● **PROBLEM STATEMENT**
Look for the string "username" in the lines and copy each line that has it.

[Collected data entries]
┏━━

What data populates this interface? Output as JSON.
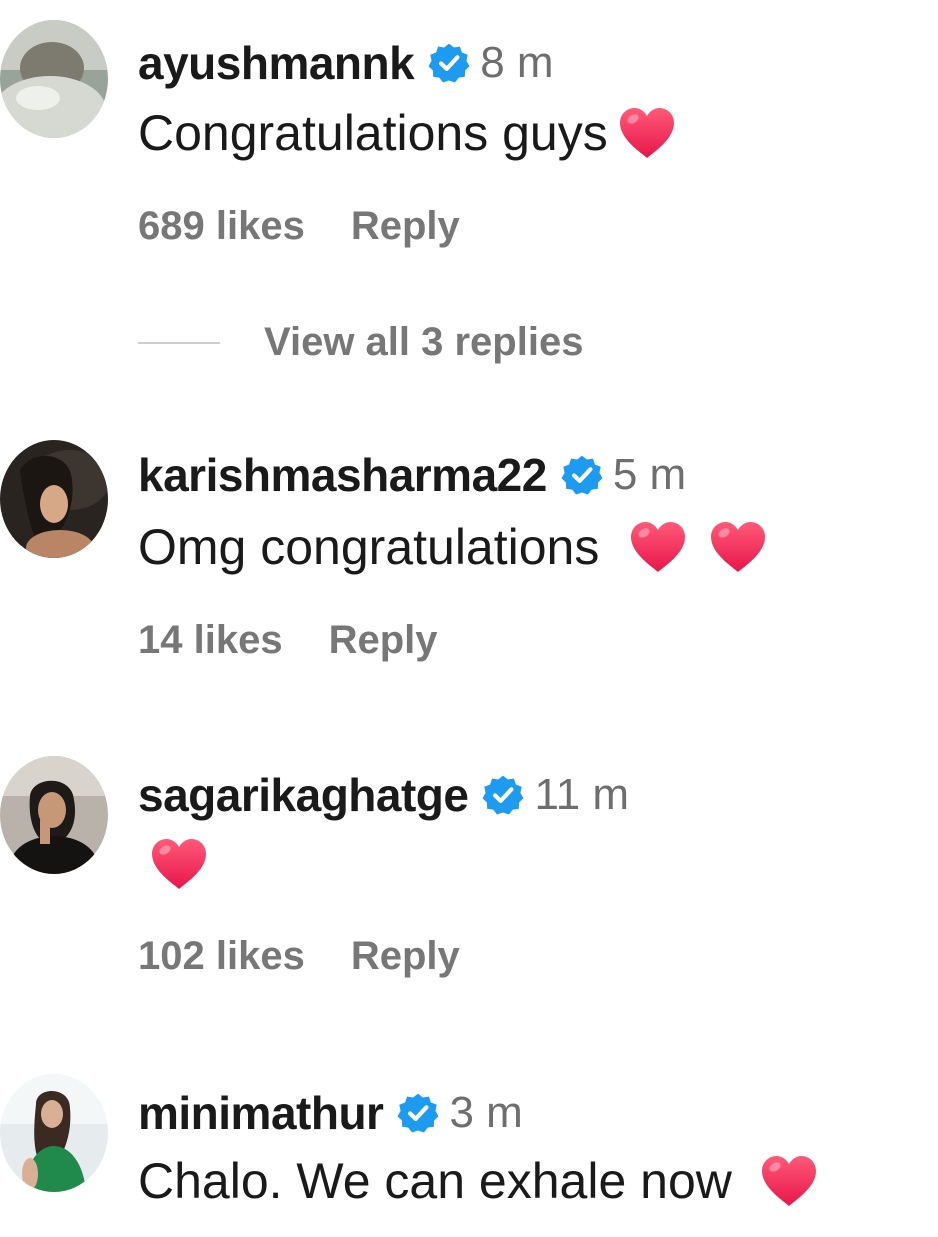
{
  "colors": {
    "username": "#1a1a1a",
    "muted": "#777777",
    "verified_blue": "#1d9bf0",
    "heart_red": "#ef2b55"
  },
  "comments": [
    {
      "username": "ayushmannk",
      "verified": true,
      "time": "8 m",
      "text": "Congratulations guys",
      "hearts": 1,
      "likes": "689 likes",
      "reply_label": "Reply",
      "view_replies": "View all 3 replies"
    },
    {
      "username": "karishmasharma22",
      "verified": true,
      "time": "5 m",
      "text": "Omg congratulations",
      "hearts": 2,
      "likes": "14 likes",
      "reply_label": "Reply"
    },
    {
      "username": "sagarikaghatge",
      "verified": true,
      "time": "11 m",
      "text": "",
      "hearts": 1,
      "likes": "102 likes",
      "reply_label": "Reply"
    },
    {
      "username": "minimathur",
      "verified": true,
      "time": "3 m",
      "text": "Chalo. We can exhale now",
      "hearts": 1
    }
  ],
  "icons": {
    "verified": "verified-badge-icon",
    "heart": "red-heart-emoji-icon"
  }
}
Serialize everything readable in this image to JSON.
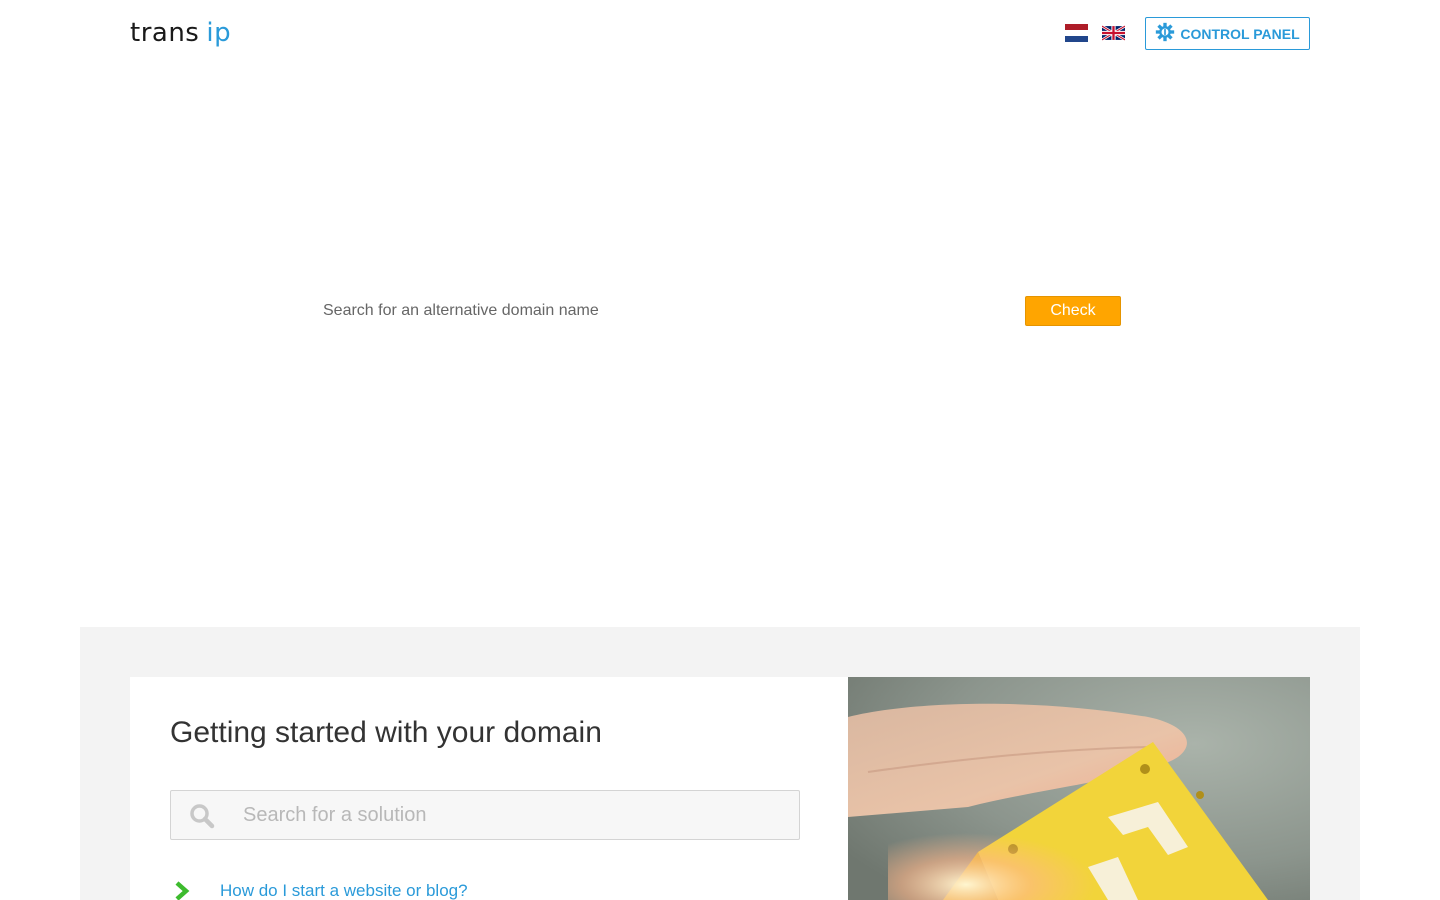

┗━━

● **ANSWER TO THE EXERCISE**
    "username": "#1a1a1a",
      "username": "ayushmannk",
      "username": "karishmasharma22",
      "username": "sagarikaghatge",
      "username": "minimathur",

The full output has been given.